### Set exercise
Write out all lines holding the word "Dissémination".
%%
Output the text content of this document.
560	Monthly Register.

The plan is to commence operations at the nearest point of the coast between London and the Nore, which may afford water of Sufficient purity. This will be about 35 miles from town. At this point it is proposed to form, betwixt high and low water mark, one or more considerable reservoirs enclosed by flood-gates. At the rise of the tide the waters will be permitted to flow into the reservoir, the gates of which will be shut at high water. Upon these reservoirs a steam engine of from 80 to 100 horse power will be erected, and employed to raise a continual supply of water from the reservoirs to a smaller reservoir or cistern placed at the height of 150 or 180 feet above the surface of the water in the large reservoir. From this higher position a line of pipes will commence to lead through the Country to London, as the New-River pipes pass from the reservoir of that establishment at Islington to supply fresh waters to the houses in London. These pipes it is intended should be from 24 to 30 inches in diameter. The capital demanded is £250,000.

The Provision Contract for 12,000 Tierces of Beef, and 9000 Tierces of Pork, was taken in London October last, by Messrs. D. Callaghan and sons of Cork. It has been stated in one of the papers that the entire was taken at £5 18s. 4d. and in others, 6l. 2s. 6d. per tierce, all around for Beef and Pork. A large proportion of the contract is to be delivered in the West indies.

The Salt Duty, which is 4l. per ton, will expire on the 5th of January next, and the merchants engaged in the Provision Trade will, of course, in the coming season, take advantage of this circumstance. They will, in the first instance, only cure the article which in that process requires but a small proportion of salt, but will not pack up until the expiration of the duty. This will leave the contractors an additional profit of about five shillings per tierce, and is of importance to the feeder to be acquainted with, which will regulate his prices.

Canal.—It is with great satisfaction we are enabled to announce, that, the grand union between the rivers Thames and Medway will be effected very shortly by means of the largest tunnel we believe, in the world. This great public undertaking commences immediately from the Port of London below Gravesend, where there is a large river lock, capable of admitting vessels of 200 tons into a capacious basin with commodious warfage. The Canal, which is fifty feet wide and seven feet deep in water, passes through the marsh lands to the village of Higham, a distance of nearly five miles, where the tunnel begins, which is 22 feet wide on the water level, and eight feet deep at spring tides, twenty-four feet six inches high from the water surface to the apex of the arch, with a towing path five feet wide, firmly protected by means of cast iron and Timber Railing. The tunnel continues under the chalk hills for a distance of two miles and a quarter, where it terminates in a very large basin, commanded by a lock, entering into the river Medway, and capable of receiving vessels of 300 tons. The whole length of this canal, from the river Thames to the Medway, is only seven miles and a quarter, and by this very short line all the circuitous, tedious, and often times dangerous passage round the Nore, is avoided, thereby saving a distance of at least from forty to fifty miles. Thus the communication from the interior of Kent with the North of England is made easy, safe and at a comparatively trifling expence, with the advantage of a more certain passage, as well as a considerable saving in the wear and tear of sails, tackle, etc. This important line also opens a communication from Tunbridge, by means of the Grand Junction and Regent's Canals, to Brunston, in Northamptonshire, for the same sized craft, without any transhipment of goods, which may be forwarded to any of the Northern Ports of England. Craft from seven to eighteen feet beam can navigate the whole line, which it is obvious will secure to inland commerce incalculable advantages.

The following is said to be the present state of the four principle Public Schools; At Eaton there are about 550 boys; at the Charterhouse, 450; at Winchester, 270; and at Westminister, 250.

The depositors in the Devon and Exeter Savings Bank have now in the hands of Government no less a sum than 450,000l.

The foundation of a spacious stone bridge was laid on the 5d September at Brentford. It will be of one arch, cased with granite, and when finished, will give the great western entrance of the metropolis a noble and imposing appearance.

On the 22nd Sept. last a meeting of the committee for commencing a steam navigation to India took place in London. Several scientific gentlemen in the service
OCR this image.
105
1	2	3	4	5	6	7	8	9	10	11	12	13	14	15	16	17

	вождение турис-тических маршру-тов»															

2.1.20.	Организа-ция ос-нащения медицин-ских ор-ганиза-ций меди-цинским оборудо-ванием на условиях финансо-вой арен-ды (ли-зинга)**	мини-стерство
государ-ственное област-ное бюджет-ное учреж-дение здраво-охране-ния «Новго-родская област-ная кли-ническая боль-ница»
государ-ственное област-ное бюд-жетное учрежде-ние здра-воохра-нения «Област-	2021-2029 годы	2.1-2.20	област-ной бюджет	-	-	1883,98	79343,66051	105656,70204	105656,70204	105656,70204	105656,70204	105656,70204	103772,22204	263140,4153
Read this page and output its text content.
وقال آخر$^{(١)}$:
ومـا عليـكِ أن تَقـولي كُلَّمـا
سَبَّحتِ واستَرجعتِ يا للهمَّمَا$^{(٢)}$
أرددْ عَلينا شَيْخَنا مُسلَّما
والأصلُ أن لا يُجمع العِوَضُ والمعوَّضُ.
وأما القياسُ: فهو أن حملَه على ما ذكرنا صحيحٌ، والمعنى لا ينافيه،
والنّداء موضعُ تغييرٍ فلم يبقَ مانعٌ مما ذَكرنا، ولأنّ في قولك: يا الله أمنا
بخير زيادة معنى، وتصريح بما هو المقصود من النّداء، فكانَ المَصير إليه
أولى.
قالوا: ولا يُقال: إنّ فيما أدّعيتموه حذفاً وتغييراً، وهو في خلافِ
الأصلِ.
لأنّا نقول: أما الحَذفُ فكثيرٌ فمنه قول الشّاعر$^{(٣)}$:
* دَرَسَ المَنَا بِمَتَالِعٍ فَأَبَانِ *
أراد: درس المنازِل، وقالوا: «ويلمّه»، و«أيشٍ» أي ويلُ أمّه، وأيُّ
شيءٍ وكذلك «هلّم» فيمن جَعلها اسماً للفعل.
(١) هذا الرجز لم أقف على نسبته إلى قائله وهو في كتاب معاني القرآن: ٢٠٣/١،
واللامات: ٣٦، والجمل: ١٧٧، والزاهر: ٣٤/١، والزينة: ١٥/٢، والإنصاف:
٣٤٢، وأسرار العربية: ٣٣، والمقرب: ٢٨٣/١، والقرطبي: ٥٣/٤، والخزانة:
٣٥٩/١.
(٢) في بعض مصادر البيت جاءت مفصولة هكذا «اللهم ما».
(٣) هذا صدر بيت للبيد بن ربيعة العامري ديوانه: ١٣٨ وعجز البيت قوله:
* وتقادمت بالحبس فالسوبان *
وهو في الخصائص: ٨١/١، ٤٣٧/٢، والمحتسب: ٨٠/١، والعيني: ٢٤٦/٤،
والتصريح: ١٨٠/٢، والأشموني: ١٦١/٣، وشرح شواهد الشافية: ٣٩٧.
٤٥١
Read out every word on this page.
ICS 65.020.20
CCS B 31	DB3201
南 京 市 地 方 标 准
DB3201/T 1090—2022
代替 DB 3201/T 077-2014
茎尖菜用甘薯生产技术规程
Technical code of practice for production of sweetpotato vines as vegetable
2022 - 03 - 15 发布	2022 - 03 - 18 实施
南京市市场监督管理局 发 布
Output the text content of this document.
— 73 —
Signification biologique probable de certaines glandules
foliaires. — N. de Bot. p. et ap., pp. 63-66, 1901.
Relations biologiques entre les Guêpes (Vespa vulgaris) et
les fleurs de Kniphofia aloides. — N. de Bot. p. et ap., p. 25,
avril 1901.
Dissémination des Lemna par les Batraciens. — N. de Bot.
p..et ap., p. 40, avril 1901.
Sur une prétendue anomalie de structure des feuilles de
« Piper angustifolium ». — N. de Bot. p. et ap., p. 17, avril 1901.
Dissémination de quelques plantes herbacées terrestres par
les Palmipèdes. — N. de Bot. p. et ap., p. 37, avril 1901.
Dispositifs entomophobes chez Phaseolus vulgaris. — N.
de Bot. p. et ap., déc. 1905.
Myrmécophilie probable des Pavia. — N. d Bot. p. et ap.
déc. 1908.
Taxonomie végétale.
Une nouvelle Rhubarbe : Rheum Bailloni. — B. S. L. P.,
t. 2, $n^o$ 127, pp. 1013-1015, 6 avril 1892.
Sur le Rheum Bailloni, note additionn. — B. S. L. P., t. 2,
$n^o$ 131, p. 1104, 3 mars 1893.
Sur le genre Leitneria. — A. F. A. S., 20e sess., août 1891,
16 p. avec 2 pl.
%%
### Output
Dissémination des Lemna par les Batraciens. — N. de Bot.
Dissémination de quelques plantes herbacées terrestres par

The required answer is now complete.